ROWS.
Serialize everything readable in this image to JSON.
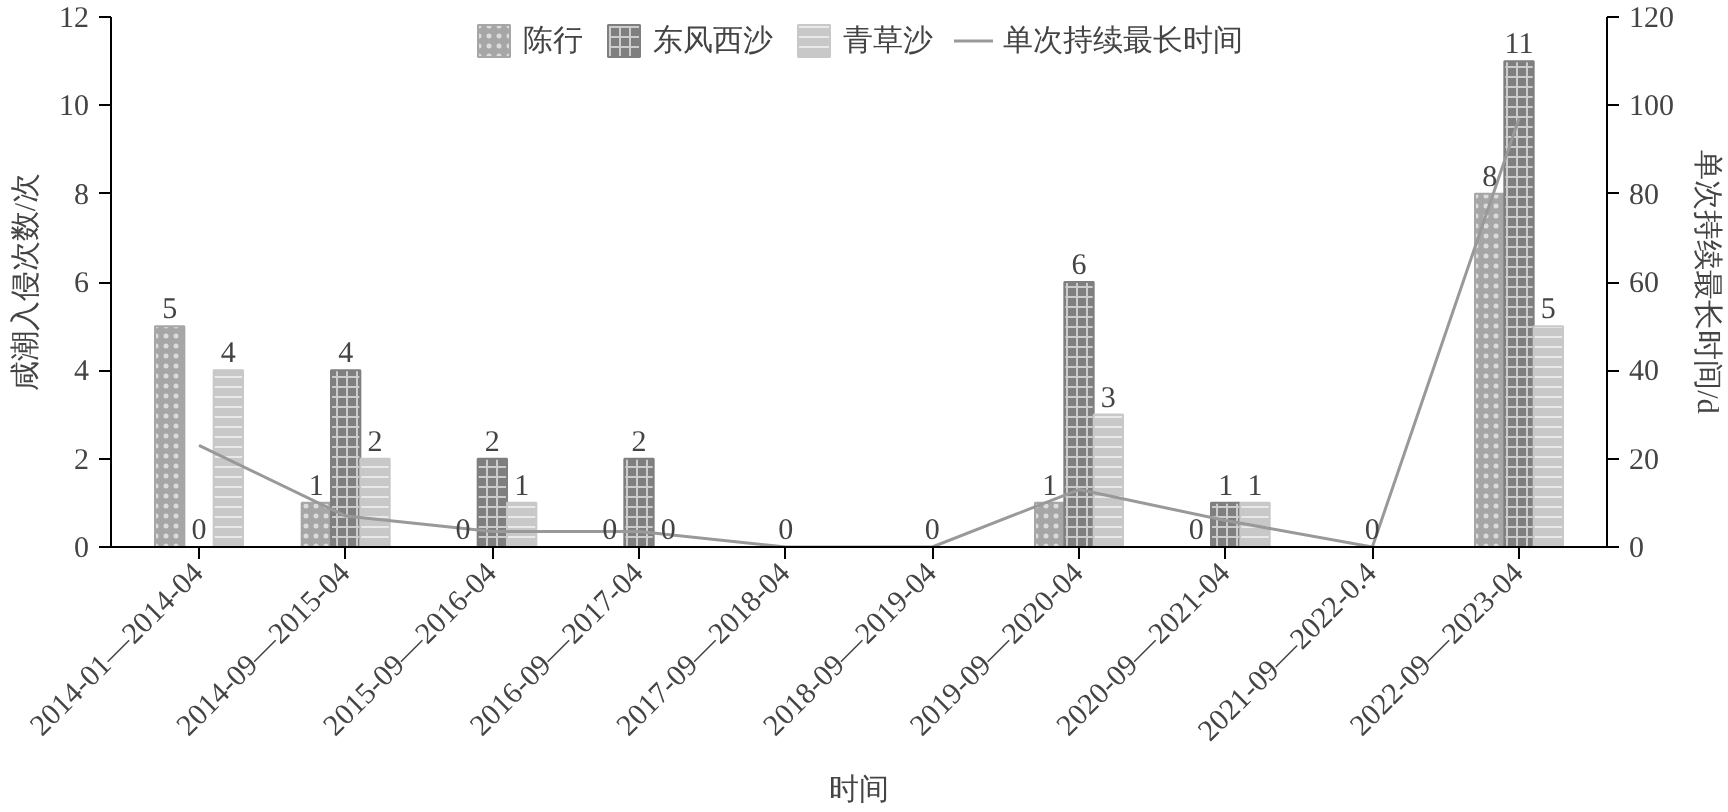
{
  "chart_data": {
    "type": "bar",
    "xlabel": "时间",
    "ylabel": "咸潮入侵次数/次",
    "y2label": "单次持续最长时间/d",
    "categories": [
      "2014-01—2014-04",
      "2014-09—2015-04",
      "2015-09—2016-04",
      "2016-09—2017-04",
      "2017-09—2018-04",
      "2018-09—2019-04",
      "2019-09—2020-04",
      "2020-09—2021-04",
      "2021-09—2022-0.4",
      "2022-09—2023-04"
    ],
    "series": [
      {
        "name": "陈行",
        "color": "#a6a6a6",
        "values": [
          5,
          1,
          0,
          0,
          0,
          0,
          1,
          0,
          0,
          8
        ],
        "value_labels": [
          "5",
          "1",
          "0",
          "0",
          null,
          null,
          "1",
          "0",
          null,
          "8"
        ]
      },
      {
        "name": "东风西沙",
        "color": "#7f7f7f",
        "values": [
          0,
          4,
          2,
          2,
          0,
          0,
          6,
          1,
          0,
          11
        ],
        "value_labels": [
          "0",
          "4",
          "2",
          "2",
          "0",
          "0",
          "6",
          "1",
          "0",
          "11"
        ]
      },
      {
        "name": "青草沙",
        "color": "#c8c8c8",
        "values": [
          4,
          2,
          1,
          0,
          0,
          0,
          3,
          1,
          0,
          5
        ],
        "value_labels": [
          "4",
          "2",
          "1",
          "0",
          null,
          null,
          "3",
          "1",
          null,
          "5"
        ]
      },
      {
        "name": "单次持续最长时间",
        "type": "line",
        "axis": "y2",
        "color": "#999999",
        "values": [
          23,
          7,
          3.5,
          3.5,
          0,
          0,
          13,
          6,
          0,
          97
        ]
      }
    ],
    "ylim": [
      0,
      12
    ],
    "yticks": [
      0,
      2,
      4,
      6,
      8,
      10,
      12
    ],
    "y2lim": [
      0,
      120
    ],
    "y2ticks": [
      0,
      20,
      40,
      60,
      80,
      100,
      120
    ],
    "grid": false,
    "legend": "top"
  }
}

WHAT IS NEEDED. Find every line that holds "name" and copy it.

RESPONSE TO THE TASK.
        "name": "陈行",
        "name": "东风西沙",
        "name": "青草沙",
        "name": "单次持续最长时间",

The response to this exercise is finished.